Reproduce each line bearing the word "Nucleation".

------

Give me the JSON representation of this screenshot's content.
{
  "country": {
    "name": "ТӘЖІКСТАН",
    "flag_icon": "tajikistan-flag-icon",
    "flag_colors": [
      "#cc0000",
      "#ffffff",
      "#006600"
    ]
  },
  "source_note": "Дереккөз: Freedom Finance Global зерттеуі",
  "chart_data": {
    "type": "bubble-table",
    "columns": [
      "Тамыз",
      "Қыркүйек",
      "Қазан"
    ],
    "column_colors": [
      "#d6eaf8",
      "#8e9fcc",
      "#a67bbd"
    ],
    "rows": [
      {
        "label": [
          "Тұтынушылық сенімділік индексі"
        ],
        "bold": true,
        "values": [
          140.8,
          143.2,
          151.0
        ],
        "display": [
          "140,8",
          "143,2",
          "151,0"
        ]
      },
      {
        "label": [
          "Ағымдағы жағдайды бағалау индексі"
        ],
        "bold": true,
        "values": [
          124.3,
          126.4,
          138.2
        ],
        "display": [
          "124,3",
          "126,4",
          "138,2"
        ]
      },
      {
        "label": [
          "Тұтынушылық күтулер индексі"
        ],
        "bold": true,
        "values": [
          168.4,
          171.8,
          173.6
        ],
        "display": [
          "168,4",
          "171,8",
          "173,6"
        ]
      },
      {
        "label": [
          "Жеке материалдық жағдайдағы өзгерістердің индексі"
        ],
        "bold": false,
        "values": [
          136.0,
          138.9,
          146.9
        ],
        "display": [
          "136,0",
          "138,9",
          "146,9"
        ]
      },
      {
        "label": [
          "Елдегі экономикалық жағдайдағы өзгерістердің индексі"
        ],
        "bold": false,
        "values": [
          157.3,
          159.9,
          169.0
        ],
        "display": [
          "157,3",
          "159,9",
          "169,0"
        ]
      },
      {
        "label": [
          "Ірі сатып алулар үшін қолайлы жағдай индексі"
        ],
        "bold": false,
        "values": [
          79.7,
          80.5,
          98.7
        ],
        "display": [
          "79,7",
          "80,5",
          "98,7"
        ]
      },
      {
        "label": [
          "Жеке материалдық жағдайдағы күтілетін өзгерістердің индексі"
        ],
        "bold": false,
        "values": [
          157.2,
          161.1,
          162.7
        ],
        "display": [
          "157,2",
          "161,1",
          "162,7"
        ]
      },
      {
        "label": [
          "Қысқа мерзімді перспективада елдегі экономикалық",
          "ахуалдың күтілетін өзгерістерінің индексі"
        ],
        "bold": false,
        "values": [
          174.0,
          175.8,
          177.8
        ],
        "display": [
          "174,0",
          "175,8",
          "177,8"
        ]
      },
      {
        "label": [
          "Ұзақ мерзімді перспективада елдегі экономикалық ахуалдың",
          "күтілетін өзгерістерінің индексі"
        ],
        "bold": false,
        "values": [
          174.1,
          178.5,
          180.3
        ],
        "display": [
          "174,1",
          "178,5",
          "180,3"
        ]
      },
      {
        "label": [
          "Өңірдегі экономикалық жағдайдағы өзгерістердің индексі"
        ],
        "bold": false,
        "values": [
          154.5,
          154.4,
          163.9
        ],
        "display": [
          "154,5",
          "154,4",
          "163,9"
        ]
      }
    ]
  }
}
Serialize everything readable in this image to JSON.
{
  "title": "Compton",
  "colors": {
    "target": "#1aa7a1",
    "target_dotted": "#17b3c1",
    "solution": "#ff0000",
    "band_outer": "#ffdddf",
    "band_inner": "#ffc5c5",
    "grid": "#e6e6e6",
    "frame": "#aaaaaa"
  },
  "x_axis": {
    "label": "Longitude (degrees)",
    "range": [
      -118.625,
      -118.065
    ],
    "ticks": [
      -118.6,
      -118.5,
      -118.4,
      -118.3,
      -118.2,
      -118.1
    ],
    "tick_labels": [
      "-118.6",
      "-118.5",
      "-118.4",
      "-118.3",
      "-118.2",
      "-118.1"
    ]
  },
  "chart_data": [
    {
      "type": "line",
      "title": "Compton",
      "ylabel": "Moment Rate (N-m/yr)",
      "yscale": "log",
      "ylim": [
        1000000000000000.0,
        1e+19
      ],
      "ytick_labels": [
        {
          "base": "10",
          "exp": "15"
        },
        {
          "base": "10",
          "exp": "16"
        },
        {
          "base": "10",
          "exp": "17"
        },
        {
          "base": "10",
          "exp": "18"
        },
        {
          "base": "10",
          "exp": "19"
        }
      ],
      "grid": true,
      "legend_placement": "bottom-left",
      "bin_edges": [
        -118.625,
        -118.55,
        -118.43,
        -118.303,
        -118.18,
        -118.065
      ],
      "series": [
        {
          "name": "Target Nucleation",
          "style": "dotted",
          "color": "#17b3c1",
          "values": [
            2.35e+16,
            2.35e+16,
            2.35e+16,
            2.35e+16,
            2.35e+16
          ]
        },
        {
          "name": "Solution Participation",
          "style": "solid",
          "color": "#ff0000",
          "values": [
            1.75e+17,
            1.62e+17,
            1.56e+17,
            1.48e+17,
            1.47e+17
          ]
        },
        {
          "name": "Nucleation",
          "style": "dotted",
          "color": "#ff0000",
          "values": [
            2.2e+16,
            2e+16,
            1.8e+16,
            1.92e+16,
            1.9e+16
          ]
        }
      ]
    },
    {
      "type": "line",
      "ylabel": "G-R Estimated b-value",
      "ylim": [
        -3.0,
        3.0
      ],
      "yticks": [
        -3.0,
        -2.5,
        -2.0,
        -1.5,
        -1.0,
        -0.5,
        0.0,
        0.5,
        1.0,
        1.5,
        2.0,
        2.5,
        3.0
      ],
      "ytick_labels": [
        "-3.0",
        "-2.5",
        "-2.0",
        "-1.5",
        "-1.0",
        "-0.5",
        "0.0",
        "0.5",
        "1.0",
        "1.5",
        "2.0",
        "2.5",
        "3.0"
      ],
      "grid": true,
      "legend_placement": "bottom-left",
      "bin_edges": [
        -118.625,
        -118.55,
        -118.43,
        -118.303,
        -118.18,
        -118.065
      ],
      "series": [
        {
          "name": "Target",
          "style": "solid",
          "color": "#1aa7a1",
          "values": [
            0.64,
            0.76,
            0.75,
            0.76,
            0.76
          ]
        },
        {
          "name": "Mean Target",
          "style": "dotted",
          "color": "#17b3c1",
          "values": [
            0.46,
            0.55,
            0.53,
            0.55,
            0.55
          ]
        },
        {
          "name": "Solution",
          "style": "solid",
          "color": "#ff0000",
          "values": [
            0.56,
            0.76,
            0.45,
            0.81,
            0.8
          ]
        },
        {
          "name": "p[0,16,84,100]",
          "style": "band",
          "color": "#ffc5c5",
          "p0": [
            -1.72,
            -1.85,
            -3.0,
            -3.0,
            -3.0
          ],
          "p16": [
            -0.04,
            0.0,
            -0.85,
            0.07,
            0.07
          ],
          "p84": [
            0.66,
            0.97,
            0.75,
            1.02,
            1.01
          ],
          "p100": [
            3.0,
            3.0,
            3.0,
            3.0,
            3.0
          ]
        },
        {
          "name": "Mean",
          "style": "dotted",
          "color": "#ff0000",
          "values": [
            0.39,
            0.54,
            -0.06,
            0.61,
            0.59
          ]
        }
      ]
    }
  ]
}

------

### Output for this exercise
          "name": "Target Nucleation",
          "name": "Nucleation",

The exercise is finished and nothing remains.